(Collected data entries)
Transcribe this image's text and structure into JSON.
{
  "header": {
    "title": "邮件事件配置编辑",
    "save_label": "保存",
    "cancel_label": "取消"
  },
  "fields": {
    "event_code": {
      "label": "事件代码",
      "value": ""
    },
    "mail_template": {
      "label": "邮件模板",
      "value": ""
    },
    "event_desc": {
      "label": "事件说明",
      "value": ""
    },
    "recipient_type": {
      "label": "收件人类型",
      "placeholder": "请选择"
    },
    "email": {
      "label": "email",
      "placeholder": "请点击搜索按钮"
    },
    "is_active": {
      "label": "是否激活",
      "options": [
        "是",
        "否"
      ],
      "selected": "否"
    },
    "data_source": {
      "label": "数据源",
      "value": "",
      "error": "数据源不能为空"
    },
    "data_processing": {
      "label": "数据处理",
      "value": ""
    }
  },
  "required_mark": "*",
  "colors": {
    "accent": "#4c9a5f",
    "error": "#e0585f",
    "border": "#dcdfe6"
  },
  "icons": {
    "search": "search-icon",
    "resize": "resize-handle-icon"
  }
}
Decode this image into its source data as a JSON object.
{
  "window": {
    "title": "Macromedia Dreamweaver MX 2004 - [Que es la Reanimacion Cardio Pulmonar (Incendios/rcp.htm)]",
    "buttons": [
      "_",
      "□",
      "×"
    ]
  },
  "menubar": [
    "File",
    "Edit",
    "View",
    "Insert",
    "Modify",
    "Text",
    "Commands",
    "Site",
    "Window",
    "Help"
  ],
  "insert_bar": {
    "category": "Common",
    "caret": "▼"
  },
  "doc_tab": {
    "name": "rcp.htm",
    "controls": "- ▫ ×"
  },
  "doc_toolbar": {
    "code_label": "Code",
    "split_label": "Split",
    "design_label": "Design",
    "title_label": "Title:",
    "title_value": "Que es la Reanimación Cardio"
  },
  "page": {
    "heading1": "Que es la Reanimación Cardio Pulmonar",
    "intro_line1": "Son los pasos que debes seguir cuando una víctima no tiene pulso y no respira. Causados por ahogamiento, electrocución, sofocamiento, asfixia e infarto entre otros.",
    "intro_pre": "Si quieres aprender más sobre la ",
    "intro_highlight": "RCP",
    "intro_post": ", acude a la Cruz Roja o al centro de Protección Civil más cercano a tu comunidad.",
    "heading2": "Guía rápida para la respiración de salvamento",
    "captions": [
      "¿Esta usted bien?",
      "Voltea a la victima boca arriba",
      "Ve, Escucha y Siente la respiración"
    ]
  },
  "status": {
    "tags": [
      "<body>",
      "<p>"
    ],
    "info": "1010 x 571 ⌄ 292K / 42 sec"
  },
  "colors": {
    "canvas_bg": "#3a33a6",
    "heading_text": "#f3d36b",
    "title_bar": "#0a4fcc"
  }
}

Aim | Scan the material for lines with the word "Pulmonar", and copy each line you find.

Answer in full |
    "title": "Macromedia Dreamweaver MX 2004 - [Que es la Reanimacion Cardio Pulmonar (Incendios/rcp.htm)]",
    "heading1": "Que es la Reanimación Cardio Pulmonar",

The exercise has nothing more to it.